What you need to do: Each line below is to be written out in full, exactly as shown.

Stored data:
[BEGIN]

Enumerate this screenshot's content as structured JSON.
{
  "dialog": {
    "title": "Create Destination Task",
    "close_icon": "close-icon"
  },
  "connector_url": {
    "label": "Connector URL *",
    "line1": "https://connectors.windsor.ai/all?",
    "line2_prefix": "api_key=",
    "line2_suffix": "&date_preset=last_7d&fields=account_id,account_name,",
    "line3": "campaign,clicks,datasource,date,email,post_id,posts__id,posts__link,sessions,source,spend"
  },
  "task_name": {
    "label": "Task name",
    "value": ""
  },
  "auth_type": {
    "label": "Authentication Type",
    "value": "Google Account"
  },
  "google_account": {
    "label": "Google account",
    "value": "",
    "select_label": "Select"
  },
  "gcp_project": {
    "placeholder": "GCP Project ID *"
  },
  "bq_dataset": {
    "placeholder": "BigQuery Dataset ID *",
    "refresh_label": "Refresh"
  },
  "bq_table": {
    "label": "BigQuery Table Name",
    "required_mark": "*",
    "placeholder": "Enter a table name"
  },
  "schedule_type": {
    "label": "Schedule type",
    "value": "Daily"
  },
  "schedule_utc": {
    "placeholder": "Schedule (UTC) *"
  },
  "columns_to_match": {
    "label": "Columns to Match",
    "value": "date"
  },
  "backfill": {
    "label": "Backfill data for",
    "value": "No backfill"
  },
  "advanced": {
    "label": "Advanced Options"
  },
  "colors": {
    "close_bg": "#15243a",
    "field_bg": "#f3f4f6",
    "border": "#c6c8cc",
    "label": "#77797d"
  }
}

[END]

Output below:
Enumerate this screenshot's content as structured JSON.
{
  "dialog": {
    "title": "Create Destination Task",
    "close_icon": "close-icon"
  },
  "connector_url": {
    "label": "Connector URL *",
    "line1": "https://connectors.windsor.ai/all?",
    "line2_prefix": "api_key=",
    "line2_suffix": "&date_preset=last_7d&fields=account_id,account_name,",
    "line3": "campaign,clicks,datasource,date,email,post_id,posts__id,posts__link,sessions,source,spend"
  },
  "task_name": {
    "label": "Task name",
    "value": ""
  },
  "auth_type": {
    "label": "Authentication Type",
    "value": "Google Account"
  },
  "google_account": {
    "label": "Google account",
    "value": "",
    "select_label": "Select"
  },
  "gcp_project": {
    "placeholder": "GCP Project ID *"
  },
  "bq_dataset": {
    "placeholder": "BigQuery Dataset ID *",
    "refresh_label": "Refresh"
  },
  "bq_table": {
    "label": "BigQuery Table Name",
    "required_mark": "*",
    "placeholder": "Enter a table name"
  },
  "schedule_type": {
    "label": "Schedule type",
    "value": "Daily"
  },
  "schedule_utc": {
    "placeholder": "Schedule (UTC) *"
  },
  "columns_to_match": {
    "label": "Columns to Match",
    "value": "date"
  },
  "backfill": {
    "label": "Backfill data for",
    "value": "No backfill"
  },
  "advanced": {
    "label": "Advanced Options"
  },
  "colors": {
    "close_bg": "#15243a",
    "field_bg": "#f3f4f6",
    "border": "#c6c8cc",
    "label": "#77797d"
  }
}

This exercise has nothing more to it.